__Work to be completed__
Wherever the word "School" turns up in a line of the entries, copy that line.

Items from a dataset:
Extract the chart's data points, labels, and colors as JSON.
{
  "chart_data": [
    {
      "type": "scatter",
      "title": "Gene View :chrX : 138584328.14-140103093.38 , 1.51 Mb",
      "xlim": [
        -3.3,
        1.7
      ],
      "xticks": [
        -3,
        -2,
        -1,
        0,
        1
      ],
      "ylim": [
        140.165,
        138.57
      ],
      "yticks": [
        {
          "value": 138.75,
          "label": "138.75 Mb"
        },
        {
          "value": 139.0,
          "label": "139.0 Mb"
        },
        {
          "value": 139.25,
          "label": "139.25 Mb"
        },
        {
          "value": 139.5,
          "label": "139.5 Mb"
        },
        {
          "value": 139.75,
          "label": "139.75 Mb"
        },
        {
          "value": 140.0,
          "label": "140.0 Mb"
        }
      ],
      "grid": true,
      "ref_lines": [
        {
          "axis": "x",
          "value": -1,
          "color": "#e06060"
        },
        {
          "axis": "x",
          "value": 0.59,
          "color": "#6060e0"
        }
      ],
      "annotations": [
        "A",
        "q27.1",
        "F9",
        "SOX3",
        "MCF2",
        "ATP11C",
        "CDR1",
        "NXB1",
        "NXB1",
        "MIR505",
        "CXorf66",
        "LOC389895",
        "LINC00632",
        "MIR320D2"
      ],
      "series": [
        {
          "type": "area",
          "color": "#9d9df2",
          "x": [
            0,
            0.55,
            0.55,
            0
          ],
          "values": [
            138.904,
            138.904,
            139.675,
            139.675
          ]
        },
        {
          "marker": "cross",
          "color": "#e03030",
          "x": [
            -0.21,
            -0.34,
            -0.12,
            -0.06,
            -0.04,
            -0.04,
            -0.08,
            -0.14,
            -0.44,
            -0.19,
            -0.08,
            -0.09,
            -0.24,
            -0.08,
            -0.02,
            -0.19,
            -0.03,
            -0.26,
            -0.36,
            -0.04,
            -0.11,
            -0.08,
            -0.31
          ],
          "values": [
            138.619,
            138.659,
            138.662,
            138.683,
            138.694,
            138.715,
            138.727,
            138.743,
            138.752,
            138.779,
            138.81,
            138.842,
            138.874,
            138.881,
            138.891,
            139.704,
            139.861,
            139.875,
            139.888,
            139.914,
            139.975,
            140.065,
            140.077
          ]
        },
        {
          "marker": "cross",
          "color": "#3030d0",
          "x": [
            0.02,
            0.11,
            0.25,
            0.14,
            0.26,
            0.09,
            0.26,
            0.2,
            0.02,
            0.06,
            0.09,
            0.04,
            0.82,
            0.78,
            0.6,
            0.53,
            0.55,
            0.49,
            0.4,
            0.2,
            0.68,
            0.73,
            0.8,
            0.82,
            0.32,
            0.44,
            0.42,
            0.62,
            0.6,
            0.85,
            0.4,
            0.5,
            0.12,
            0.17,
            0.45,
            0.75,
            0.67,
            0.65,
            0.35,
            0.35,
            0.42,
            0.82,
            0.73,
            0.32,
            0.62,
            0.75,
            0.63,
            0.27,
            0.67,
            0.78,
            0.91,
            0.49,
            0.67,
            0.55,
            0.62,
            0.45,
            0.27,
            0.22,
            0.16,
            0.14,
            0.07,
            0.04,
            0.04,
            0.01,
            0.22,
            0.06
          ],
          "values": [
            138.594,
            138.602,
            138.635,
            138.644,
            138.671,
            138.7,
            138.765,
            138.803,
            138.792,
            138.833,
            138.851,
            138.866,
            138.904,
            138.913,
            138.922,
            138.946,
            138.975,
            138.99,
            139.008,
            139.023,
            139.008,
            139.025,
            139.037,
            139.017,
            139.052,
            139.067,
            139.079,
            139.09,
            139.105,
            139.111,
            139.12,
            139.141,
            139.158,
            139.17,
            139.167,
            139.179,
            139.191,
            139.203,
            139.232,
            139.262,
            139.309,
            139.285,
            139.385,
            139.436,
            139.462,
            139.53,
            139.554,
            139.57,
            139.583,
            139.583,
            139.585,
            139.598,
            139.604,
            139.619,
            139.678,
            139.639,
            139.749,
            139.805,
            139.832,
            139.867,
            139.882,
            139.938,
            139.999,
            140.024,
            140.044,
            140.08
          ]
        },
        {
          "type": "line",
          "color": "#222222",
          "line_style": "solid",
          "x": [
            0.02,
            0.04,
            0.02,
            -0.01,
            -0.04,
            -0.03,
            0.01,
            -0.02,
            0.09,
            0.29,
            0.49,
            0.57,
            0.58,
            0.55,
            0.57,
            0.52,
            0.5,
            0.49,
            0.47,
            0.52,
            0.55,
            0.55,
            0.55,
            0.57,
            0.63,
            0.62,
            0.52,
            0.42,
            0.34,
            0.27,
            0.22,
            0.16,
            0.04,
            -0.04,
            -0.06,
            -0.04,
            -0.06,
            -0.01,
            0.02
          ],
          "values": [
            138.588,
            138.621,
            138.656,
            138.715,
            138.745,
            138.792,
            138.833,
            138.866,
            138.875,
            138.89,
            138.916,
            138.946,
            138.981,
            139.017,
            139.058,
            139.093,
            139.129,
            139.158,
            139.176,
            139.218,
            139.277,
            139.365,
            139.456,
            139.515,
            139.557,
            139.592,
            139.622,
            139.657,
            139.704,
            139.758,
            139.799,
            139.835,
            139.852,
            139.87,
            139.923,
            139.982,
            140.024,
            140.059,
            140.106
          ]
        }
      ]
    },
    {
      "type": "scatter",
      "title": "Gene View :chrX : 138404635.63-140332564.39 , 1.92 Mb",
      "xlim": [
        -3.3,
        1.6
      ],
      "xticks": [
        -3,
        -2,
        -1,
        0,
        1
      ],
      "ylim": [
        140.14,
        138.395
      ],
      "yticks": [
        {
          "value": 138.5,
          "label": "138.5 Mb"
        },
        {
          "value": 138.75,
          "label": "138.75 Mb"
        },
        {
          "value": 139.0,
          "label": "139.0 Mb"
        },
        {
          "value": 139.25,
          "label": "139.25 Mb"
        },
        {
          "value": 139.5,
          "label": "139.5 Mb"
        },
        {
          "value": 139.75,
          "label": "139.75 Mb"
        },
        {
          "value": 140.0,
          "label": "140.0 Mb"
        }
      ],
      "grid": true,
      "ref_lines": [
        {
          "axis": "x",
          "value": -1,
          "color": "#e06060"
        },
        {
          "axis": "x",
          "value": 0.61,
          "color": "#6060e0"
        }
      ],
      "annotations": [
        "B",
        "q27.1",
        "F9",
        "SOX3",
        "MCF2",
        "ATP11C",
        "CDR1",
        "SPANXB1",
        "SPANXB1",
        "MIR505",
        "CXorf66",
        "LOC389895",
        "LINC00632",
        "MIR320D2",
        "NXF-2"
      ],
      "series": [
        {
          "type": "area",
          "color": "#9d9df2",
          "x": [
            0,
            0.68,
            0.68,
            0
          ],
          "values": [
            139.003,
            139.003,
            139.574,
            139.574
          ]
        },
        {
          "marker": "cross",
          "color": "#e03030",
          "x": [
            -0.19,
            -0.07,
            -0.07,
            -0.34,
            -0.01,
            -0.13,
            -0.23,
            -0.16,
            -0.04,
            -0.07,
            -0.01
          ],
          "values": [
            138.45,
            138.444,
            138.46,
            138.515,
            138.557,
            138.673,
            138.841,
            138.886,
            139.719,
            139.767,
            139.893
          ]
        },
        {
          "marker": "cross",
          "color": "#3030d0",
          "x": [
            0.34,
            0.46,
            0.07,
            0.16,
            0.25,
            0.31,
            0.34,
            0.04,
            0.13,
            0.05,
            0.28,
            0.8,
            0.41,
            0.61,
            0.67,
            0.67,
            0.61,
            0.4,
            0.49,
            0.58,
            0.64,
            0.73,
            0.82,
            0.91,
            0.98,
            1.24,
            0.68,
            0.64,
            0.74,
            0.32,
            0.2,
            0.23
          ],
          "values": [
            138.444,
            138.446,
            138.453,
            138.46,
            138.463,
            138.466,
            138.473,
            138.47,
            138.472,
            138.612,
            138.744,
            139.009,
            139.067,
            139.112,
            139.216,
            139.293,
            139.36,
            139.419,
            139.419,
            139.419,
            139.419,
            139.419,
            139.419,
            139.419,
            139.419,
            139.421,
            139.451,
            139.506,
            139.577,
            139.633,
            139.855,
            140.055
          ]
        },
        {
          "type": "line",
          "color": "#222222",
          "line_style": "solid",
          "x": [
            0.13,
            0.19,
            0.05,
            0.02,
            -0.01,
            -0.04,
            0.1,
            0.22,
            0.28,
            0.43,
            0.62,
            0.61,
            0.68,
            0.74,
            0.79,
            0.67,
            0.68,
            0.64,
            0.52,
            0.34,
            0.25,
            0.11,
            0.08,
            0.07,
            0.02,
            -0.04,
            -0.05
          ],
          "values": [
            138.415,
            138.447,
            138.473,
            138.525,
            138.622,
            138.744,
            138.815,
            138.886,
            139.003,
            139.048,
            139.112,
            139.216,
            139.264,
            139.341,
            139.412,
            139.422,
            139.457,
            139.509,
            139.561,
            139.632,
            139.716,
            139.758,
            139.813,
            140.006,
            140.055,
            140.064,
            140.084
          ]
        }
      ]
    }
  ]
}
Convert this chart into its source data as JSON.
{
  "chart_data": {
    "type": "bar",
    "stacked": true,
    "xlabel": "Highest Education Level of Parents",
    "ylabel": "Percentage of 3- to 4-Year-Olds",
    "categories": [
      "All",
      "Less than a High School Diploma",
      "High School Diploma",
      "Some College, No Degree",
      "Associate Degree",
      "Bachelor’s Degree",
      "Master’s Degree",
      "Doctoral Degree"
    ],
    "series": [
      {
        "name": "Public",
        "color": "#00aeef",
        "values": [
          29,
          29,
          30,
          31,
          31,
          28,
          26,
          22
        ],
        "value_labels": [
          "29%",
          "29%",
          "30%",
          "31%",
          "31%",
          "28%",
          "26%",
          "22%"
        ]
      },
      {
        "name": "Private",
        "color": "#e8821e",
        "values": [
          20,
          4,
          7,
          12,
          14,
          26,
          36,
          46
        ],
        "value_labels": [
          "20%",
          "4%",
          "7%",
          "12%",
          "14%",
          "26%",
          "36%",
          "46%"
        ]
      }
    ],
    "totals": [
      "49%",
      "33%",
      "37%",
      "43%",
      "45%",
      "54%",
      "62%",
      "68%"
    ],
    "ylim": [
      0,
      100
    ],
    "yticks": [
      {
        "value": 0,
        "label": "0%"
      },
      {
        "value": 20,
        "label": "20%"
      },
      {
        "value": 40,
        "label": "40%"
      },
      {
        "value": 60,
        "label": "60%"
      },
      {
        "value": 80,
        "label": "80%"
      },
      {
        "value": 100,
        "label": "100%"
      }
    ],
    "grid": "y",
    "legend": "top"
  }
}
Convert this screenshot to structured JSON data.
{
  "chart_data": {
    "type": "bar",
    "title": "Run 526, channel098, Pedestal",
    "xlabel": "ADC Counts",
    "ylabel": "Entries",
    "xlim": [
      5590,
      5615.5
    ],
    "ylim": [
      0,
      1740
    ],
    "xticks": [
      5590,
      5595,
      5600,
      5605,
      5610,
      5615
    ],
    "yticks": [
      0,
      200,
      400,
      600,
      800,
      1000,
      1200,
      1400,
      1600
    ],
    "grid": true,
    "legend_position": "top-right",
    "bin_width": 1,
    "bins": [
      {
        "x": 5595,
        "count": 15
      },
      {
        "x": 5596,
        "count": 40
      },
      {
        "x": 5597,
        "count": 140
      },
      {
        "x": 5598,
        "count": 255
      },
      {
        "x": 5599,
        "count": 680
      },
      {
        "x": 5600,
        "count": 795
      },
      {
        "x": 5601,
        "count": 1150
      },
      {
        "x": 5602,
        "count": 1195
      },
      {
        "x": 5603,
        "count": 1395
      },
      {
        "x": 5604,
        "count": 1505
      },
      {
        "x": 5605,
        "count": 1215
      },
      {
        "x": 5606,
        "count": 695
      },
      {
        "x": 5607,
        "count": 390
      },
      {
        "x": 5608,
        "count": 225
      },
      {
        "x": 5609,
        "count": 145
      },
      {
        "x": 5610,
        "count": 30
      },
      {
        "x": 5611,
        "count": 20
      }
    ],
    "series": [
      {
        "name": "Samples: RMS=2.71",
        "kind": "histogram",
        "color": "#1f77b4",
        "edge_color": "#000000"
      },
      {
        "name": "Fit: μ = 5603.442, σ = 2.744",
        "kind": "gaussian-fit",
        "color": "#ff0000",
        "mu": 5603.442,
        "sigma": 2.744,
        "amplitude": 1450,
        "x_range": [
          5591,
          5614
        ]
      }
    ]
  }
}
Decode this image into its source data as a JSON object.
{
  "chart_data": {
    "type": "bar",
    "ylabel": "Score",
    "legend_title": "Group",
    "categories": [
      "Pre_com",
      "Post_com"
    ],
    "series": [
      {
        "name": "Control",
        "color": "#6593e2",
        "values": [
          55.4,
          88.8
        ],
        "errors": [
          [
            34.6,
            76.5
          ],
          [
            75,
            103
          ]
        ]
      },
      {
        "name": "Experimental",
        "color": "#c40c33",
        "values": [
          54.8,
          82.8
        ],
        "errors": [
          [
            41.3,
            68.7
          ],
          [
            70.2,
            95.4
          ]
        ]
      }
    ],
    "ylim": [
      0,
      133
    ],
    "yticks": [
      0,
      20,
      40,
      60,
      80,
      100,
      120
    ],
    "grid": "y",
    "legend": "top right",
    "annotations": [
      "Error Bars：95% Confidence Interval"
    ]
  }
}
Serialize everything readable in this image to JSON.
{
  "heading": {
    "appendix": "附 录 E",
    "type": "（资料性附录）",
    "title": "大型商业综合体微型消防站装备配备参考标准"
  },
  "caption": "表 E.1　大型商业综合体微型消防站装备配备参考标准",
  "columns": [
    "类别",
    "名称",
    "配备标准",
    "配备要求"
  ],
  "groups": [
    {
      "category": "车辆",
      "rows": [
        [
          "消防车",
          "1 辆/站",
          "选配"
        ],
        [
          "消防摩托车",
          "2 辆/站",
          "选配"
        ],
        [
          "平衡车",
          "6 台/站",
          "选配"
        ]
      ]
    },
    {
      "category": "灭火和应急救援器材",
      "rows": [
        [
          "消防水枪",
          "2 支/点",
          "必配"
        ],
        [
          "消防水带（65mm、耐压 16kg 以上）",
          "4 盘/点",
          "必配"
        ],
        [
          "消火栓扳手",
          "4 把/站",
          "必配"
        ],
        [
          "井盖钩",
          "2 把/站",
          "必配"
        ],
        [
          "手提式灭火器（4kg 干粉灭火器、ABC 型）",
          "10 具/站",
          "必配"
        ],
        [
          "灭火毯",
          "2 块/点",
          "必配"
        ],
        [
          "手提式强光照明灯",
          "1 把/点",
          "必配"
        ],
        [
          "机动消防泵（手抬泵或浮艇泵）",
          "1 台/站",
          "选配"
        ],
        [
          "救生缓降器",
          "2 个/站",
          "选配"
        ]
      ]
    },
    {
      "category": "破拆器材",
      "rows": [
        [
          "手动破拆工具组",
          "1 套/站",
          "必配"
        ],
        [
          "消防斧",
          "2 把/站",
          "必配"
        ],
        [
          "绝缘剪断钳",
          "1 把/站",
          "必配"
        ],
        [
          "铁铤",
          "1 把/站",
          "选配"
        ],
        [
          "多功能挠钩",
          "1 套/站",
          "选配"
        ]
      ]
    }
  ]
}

__Result__
      "Less than a High School Diploma",
      "High School Diploma",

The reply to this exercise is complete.